▶ [AIM OF THE EXERCISE]:
Can you print the data exactly and leave out each image?

▶ [MATERIAL TO PROCESS]:

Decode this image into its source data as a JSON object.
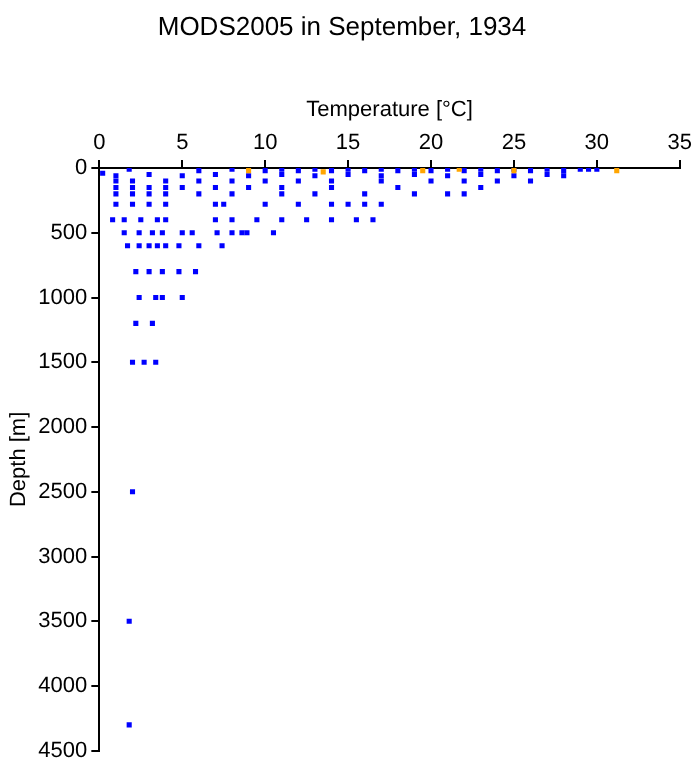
{
  "chart_data": {
    "type": "scatter",
    "title": "MODS2005 in September, 1934",
    "xlabel": "Temperature [°C]",
    "ylabel": "Depth [m]",
    "xlim": [
      0,
      35
    ],
    "xticks": [
      0,
      5,
      10,
      15,
      20,
      25,
      30,
      35
    ],
    "ylim": [
      4500,
      0
    ],
    "yticks": [
      0,
      500,
      1000,
      1500,
      2000,
      2500,
      3000,
      3500,
      4000,
      4500
    ],
    "grid": false,
    "legend": false,
    "marker": "square",
    "series": [
      {
        "color": "#0000ff",
        "x": [
          0.2,
          1.8,
          6,
          8,
          10,
          11,
          12,
          13,
          14,
          15,
          16,
          17,
          18,
          19,
          20,
          21,
          22,
          23,
          24,
          25,
          26,
          27,
          28,
          29,
          29.5,
          30,
          1,
          3,
          5,
          7,
          9,
          11,
          13,
          15,
          17,
          19,
          21,
          23,
          25,
          27,
          28,
          1,
          2,
          4,
          6,
          8,
          10,
          12,
          14,
          17,
          20,
          22,
          24,
          26,
          1,
          2,
          3,
          4,
          5,
          7,
          9,
          11,
          14,
          18,
          23,
          1,
          2,
          3,
          4,
          6,
          8,
          11,
          13,
          16,
          19,
          21,
          22,
          1,
          2,
          3,
          4,
          7,
          7.5,
          10,
          12,
          14,
          15,
          16,
          17,
          0.8,
          1.5,
          2.5,
          3.5,
          4,
          7,
          8,
          9.5,
          11,
          12.5,
          14,
          15.5,
          16.5,
          1.5,
          2.4,
          3.2,
          3.8,
          5,
          5.6,
          7.1,
          8,
          8.6,
          8.9,
          10.5,
          1.7,
          2.4,
          3,
          3.5,
          4,
          4.8,
          6,
          7.4,
          2.2,
          3,
          3.8,
          4.8,
          5.8,
          2.4,
          3.4,
          3.8,
          5,
          2.2,
          3.2,
          2,
          2.7,
          3.4,
          2,
          1.8,
          1.8
        ],
        "values": [
          40,
          10,
          20,
          10,
          20,
          10,
          20,
          10,
          20,
          10,
          20,
          10,
          20,
          10,
          20,
          10,
          20,
          10,
          20,
          10,
          20,
          10,
          20,
          10,
          10,
          10,
          60,
          50,
          60,
          50,
          60,
          50,
          60,
          50,
          60,
          50,
          60,
          50,
          60,
          50,
          60,
          100,
          100,
          100,
          100,
          100,
          100,
          100,
          100,
          100,
          100,
          100,
          100,
          100,
          150,
          150,
          150,
          150,
          150,
          150,
          150,
          150,
          150,
          150,
          150,
          200,
          200,
          200,
          200,
          200,
          200,
          200,
          200,
          200,
          200,
          200,
          200,
          280,
          280,
          280,
          280,
          280,
          280,
          280,
          280,
          280,
          280,
          280,
          280,
          400,
          400,
          400,
          400,
          400,
          400,
          400,
          400,
          400,
          400,
          400,
          400,
          400,
          500,
          500,
          500,
          500,
          500,
          500,
          500,
          500,
          500,
          500,
          500,
          600,
          600,
          600,
          600,
          600,
          600,
          600,
          600,
          800,
          800,
          800,
          800,
          800,
          1000,
          1000,
          1000,
          1000,
          1200,
          1200,
          1500,
          1500,
          1500,
          2500,
          3500,
          4300
        ]
      },
      {
        "color": "#ffa500",
        "x": [
          9,
          13.5,
          19.5,
          21.7,
          25,
          31.2
        ],
        "values": [
          20,
          30,
          20,
          10,
          20,
          20
        ]
      }
    ]
  }
}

▶ [IN RESPONSE]:
Decode this image into its source data as a JSON object.
{
  "chart_data": {
    "type": "scatter",
    "title": "MODS2005 in September, 1934",
    "xlabel": "Temperature [°C]",
    "ylabel": "Depth [m]",
    "xlim": [
      0,
      35
    ],
    "xticks": [
      0,
      5,
      10,
      15,
      20,
      25,
      30,
      35
    ],
    "ylim": [
      4500,
      0
    ],
    "yticks": [
      0,
      500,
      1000,
      1500,
      2000,
      2500,
      3000,
      3500,
      4000,
      4500
    ],
    "grid": false,
    "legend": false,
    "marker": "square",
    "series": [
      {
        "color": "#0000ff",
        "x": [
          0.2,
          1.8,
          6,
          8,
          10,
          11,
          12,
          13,
          14,
          15,
          16,
          17,
          18,
          19,
          20,
          21,
          22,
          23,
          24,
          25,
          26,
          27,
          28,
          29,
          29.5,
          30,
          1,
          3,
          5,
          7,
          9,
          11,
          13,
          15,
          17,
          19,
          21,
          23,
          25,
          27,
          28,
          1,
          2,
          4,
          6,
          8,
          10,
          12,
          14,
          17,
          20,
          22,
          24,
          26,
          1,
          2,
          3,
          4,
          5,
          7,
          9,
          11,
          14,
          18,
          23,
          1,
          2,
          3,
          4,
          6,
          8,
          11,
          13,
          16,
          19,
          21,
          22,
          1,
          2,
          3,
          4,
          7,
          7.5,
          10,
          12,
          14,
          15,
          16,
          17,
          0.8,
          1.5,
          2.5,
          3.5,
          4,
          7,
          8,
          9.5,
          11,
          12.5,
          14,
          15.5,
          16.5,
          1.5,
          2.4,
          3.2,
          3.8,
          5,
          5.6,
          7.1,
          8,
          8.6,
          8.9,
          10.5,
          1.7,
          2.4,
          3,
          3.5,
          4,
          4.8,
          6,
          7.4,
          2.2,
          3,
          3.8,
          4.8,
          5.8,
          2.4,
          3.4,
          3.8,
          5,
          2.2,
          3.2,
          2,
          2.7,
          3.4,
          2,
          1.8,
          1.8
        ],
        "values": [
          40,
          10,
          20,
          10,
          20,
          10,
          20,
          10,
          20,
          10,
          20,
          10,
          20,
          10,
          20,
          10,
          20,
          10,
          20,
          10,
          20,
          10,
          20,
          10,
          10,
          10,
          60,
          50,
          60,
          50,
          60,
          50,
          60,
          50,
          60,
          50,
          60,
          50,
          60,
          50,
          60,
          100,
          100,
          100,
          100,
          100,
          100,
          100,
          100,
          100,
          100,
          100,
          100,
          100,
          150,
          150,
          150,
          150,
          150,
          150,
          150,
          150,
          150,
          150,
          150,
          200,
          200,
          200,
          200,
          200,
          200,
          200,
          200,
          200,
          200,
          200,
          200,
          280,
          280,
          280,
          280,
          280,
          280,
          280,
          280,
          280,
          280,
          280,
          280,
          400,
          400,
          400,
          400,
          400,
          400,
          400,
          400,
          400,
          400,
          400,
          400,
          400,
          500,
          500,
          500,
          500,
          500,
          500,
          500,
          500,
          500,
          500,
          500,
          600,
          600,
          600,
          600,
          600,
          600,
          600,
          600,
          800,
          800,
          800,
          800,
          800,
          1000,
          1000,
          1000,
          1000,
          1200,
          1200,
          1500,
          1500,
          1500,
          2500,
          3500,
          4300
        ]
      },
      {
        "color": "#ffa500",
        "x": [
          9,
          13.5,
          19.5,
          21.7,
          25,
          31.2
        ],
        "values": [
          20,
          30,
          20,
          10,
          20,
          20
        ]
      }
    ]
  }
}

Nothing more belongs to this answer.